=== Source data ===

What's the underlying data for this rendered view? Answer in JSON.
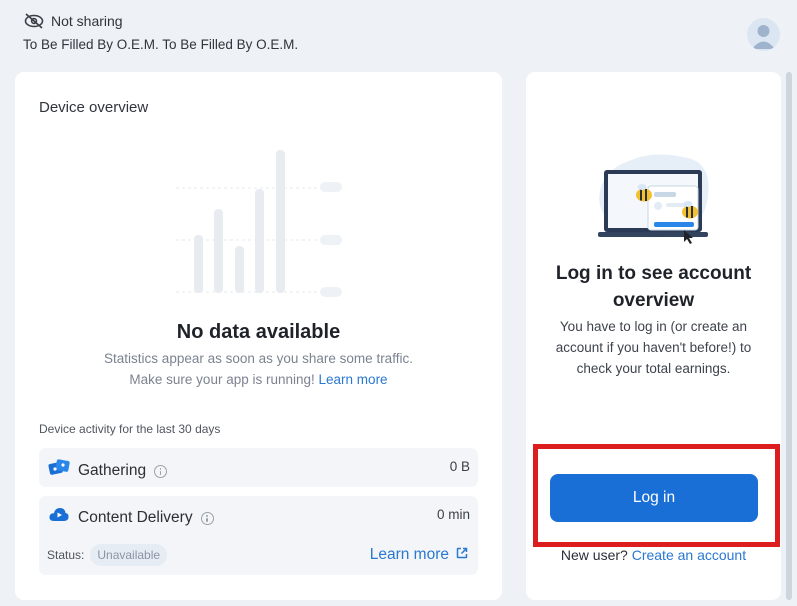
{
  "header": {
    "sharing_status": "Not sharing",
    "device_name": "To Be Filled By O.E.M. To Be Filled By O.E.M."
  },
  "overview": {
    "title": "Device overview",
    "no_data_title": "No data available",
    "no_data_line1": "Statistics appear as soon as you share some traffic.",
    "no_data_line2": "Make sure your app is running!",
    "learn_more": "Learn more",
    "activity_label": "Device activity for the last 30 days",
    "gathering_label": "Gathering",
    "gathering_value": "0 B",
    "content_delivery_label": "Content Delivery",
    "content_delivery_value": "0 min",
    "status_label": "Status:",
    "status_value": "Unavailable",
    "learn_more_link": "Learn more"
  },
  "account": {
    "title": "Log in to see account overview",
    "description": "You have to log in (or create an account if you haven't before!) to check your total earnings.",
    "login_button": "Log in",
    "new_user_label": "New user?",
    "create_account": "Create an account"
  },
  "colors": {
    "accent": "#1a6fd6",
    "link": "#2a78d0",
    "highlight_border": "#dd1e1e",
    "background": "#eef1f5"
  }
}
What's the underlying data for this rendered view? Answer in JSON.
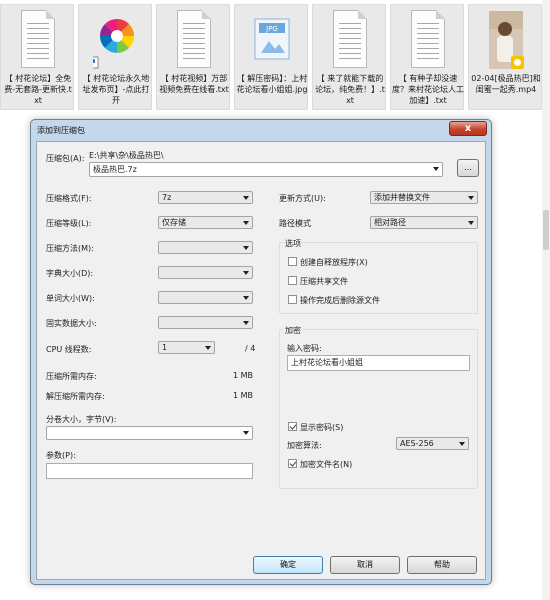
{
  "files": [
    {
      "label": "【 村花论坛】全免费-无套路-更新快.txt",
      "icon": "text-file-icon"
    },
    {
      "label": "【 村花论坛永久地址发布页】-点此打开",
      "icon": "shortcut-pinwheel-icon"
    },
    {
      "label": "【 村花视频】万部视频免费在线看.txt",
      "icon": "text-file-icon"
    },
    {
      "label": "【 解压密码】：上村花论坛看小姐姐.jpg",
      "icon": "jpg-image-icon"
    },
    {
      "label": "【 来了就能下载的论坛，纯免费！】.txt",
      "icon": "text-file-icon"
    },
    {
      "label": "【 有种子却没速度？来村花论坛人工加速】.txt",
      "icon": "text-file-icon"
    },
    {
      "label": "02-04[极品热巴]和闺蜜一起秀.mp4",
      "icon": "video-thumbnail-icon"
    }
  ],
  "dialog": {
    "title": "添加到压缩包",
    "close_glyph": "x",
    "archive_label": "压缩包(A):",
    "archive_path": "E:\\共享\\杂\\极品热巴\\",
    "archive_name": "极品热巴.7z",
    "browse_label": "...",
    "format_label": "压缩格式(F):",
    "format_value": "7z",
    "level_label": "压缩等级(L):",
    "level_value": "仅存储",
    "method_label": "压缩方法(M):",
    "method_value": "",
    "dict_label": "字典大小(D):",
    "dict_value": "",
    "word_label": "单词大小(W):",
    "word_value": "",
    "solid_label": "固实数据大小:",
    "solid_value": "",
    "threads_label": "CPU 线程数:",
    "threads_value": "1",
    "threads_total": "/ 4",
    "mem_comp_label": "压缩所需内存:",
    "mem_comp_value": "1 MB",
    "mem_decomp_label": "解压缩所需内存:",
    "mem_decomp_value": "1 MB",
    "split_label": "分卷大小，字节(V):",
    "split_value": "",
    "params_label": "参数(P):",
    "params_value": "",
    "update_label": "更新方式(U):",
    "update_value": "添加并替换文件",
    "pathmode_label": "路径模式",
    "pathmode_value": "相对路径",
    "options_title": "选项",
    "opt_sfx": "创建自释放程序(X)",
    "opt_shared": "压缩共享文件",
    "opt_delete": "操作完成后删除源文件",
    "encrypt_title": "加密",
    "password_label": "输入密码:",
    "password_value": "上村花论坛看小姐姐",
    "show_password": "显示密码(S)",
    "enc_method_label": "加密算法:",
    "enc_method_value": "AES-256",
    "encrypt_names": "加密文件名(N)",
    "ok_label": "确定",
    "cancel_label": "取消",
    "help_label": "帮助"
  },
  "checkboxes": {
    "sfx": false,
    "shared": false,
    "delete": false,
    "show_password": true,
    "encrypt_names": true
  }
}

===

Write out the records above once more, word for word, with no pictures.

Right answer:
What's the underlying data for this rendered view? Answer in JSON.
{
  "header": {
    "sharing_status": "Not sharing",
    "device_name": "To Be Filled By O.E.M. To Be Filled By O.E.M."
  },
  "overview": {
    "title": "Device overview",
    "no_data_title": "No data available",
    "no_data_line1": "Statistics appear as soon as you share some traffic.",
    "no_data_line2": "Make sure your app is running!",
    "learn_more": "Learn more",
    "activity_label": "Device activity for the last 30 days",
    "gathering_label": "Gathering",
    "gathering_value": "0 B",
    "content_delivery_label": "Content Delivery",
    "content_delivery_value": "0 min",
    "status_label": "Status:",
    "status_value": "Unavailable",
    "learn_more_link": "Learn more"
  },
  "account": {
    "title": "Log in to see account overview",
    "description": "You have to log in (or create an account if you haven't before!) to check your total earnings.",
    "login_button": "Log in",
    "new_user_label": "New user?",
    "create_account": "Create an account"
  },
  "colors": {
    "accent": "#1a6fd6",
    "link": "#2a78d0",
    "highlight_border": "#dd1e1e",
    "background": "#eef1f5"
  }
}
What's the underlying data for this rendered view? Answer in JSON.
{
  "files": [
    {
      "label": "【 村花论坛】全免费-无套路-更新快.txt",
      "icon": "text-file-icon"
    },
    {
      "label": "【 村花论坛永久地址发布页】-点此打开",
      "icon": "shortcut-pinwheel-icon"
    },
    {
      "label": "【 村花视频】万部视频免费在线看.txt",
      "icon": "text-file-icon"
    },
    {
      "label": "【 解压密码】：上村花论坛看小姐姐.jpg",
      "icon": "jpg-image-icon"
    },
    {
      "label": "【 来了就能下载的论坛，纯免费！】.txt",
      "icon": "text-file-icon"
    },
    {
      "label": "【 有种子却没速度？来村花论坛人工加速】.txt",
      "icon": "text-file-icon"
    },
    {
      "label": "02-04[极品热巴]和闺蜜一起秀.mp4",
      "icon": "video-thumbnail-icon"
    }
  ],
  "dialog": {
    "title": "添加到压缩包",
    "close_glyph": "x",
    "archive_label": "压缩包(A):",
    "archive_path": "E:\\共享\\杂\\极品热巴\\",
    "archive_name": "极品热巴.7z",
    "browse_label": "...",
    "format_label": "压缩格式(F):",
    "format_value": "7z",
    "level_label": "压缩等级(L):",
    "level_value": "仅存储",
    "method_label": "压缩方法(M):",
    "method_value": "",
    "dict_label": "字典大小(D):",
    "dict_value": "",
    "word_label": "单词大小(W):",
    "word_value": "",
    "solid_label": "固实数据大小:",
    "solid_value": "",
    "threads_label": "CPU 线程数:",
    "threads_value": "1",
    "threads_total": "/ 4",
    "mem_comp_label": "压缩所需内存:",
    "mem_comp_value": "1 MB",
    "mem_decomp_label": "解压缩所需内存:",
    "mem_decomp_value": "1 MB",
    "split_label": "分卷大小，字节(V):",
    "split_value": "",
    "params_label": "参数(P):",
    "params_value": "",
    "update_label": "更新方式(U):",
    "update_value": "添加并替换文件",
    "pathmode_label": "路径模式",
    "pathmode_value": "相对路径",
    "options_title": "选项",
    "opt_sfx": "创建自释放程序(X)",
    "opt_shared": "压缩共享文件",
    "opt_delete": "操作完成后删除源文件",
    "encrypt_title": "加密",
    "password_label": "输入密码:",
    "password_value": "上村花论坛看小姐姐",
    "show_password": "显示密码(S)",
    "enc_method_label": "加密算法:",
    "enc_method_value": "AES-256",
    "encrypt_names": "加密文件名(N)",
    "ok_label": "确定",
    "cancel_label": "取消",
    "help_label": "帮助"
  },
  "checkboxes": {
    "sfx": false,
    "shared": false,
    "delete": false,
    "show_password": true,
    "encrypt_names": true
  }
}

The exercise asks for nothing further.